▸ REQUIREMENTS:
Look through the lines below and extract each one that contains "title".

start RECORDS PROVIDED

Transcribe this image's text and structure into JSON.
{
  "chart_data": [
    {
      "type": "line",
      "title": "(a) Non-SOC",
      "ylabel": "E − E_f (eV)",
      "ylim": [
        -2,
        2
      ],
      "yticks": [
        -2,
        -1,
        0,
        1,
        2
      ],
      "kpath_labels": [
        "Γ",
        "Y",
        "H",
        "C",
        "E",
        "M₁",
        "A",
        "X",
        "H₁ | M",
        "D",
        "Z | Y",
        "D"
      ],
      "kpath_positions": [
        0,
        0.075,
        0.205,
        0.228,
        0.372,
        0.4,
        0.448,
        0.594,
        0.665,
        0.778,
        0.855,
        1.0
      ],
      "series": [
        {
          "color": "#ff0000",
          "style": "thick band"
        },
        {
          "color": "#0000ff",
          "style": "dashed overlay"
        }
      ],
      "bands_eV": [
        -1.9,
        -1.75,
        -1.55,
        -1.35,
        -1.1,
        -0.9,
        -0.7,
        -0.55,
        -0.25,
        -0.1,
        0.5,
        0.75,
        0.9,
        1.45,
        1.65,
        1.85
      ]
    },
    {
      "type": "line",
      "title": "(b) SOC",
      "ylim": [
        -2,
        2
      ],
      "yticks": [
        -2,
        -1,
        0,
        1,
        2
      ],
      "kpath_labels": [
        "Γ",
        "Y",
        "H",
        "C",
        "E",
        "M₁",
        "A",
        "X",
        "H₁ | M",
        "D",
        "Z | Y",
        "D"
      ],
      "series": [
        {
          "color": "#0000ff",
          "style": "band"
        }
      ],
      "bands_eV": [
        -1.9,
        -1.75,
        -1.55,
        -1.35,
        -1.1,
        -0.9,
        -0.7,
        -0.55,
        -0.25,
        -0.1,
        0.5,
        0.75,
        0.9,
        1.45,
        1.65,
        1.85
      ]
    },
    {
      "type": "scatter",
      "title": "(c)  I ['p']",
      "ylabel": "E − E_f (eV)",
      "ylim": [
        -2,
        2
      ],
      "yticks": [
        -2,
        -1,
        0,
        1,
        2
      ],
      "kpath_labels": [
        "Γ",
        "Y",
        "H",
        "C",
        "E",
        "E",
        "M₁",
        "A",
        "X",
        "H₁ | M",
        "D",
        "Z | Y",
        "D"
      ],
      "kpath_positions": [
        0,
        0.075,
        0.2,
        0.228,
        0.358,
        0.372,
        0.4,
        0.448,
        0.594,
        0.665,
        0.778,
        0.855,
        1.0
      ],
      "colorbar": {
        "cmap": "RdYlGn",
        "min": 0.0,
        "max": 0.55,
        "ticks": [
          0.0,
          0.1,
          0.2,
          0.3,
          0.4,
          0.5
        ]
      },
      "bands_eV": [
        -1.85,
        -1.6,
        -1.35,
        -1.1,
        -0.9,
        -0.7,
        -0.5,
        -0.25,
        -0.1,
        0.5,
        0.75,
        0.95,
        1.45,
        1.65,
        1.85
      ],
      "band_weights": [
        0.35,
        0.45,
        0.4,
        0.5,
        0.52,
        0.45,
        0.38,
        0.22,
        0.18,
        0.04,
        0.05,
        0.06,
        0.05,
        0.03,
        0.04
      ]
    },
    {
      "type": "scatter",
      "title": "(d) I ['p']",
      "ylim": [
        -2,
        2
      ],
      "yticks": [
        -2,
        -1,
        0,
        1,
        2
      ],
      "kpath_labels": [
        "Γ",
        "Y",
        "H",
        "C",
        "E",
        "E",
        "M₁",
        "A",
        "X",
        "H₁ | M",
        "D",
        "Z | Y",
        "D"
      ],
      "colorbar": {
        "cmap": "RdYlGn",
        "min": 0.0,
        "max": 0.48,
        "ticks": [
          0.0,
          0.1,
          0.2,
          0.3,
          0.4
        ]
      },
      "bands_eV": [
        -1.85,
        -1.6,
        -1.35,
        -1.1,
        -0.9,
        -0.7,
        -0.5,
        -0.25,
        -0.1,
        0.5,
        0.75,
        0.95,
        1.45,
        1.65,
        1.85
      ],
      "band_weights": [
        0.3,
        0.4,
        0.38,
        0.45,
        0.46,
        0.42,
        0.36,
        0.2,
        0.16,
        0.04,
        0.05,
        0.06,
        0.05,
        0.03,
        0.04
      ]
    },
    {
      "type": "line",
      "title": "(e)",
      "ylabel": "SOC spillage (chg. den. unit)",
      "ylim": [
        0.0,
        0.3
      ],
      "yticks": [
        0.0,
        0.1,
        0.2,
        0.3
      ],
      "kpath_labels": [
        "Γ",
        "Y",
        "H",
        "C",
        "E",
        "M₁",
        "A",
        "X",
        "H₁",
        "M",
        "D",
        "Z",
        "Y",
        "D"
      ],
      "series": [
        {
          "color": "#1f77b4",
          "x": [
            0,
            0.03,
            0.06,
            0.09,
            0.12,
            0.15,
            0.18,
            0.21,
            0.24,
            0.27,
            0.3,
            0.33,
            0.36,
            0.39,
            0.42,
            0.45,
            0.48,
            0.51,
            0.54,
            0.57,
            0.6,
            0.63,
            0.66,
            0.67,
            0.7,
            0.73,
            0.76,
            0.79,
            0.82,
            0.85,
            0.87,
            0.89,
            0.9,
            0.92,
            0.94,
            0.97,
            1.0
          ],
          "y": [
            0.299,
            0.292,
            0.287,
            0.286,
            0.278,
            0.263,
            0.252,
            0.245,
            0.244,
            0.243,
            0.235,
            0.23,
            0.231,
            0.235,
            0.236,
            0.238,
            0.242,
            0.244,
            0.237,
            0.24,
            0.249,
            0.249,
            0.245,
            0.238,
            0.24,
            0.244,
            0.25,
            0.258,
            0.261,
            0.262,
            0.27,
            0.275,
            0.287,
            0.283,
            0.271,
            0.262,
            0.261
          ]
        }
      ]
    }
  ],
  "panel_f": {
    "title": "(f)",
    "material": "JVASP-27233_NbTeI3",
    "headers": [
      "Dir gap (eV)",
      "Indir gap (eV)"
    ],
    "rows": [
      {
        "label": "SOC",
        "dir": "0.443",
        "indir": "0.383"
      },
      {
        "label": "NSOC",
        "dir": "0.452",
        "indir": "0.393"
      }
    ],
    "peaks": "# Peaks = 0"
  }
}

end RECORDS PROVIDED

▸ EXERCISE RESPONSE:
      "title": "(a) Non-SOC",
      "title": "(b) SOC",
      "title": "(c)  I ['p']",
      "title": "(d) I ['p']",
      "title": "(e)",
    "title": "(f)",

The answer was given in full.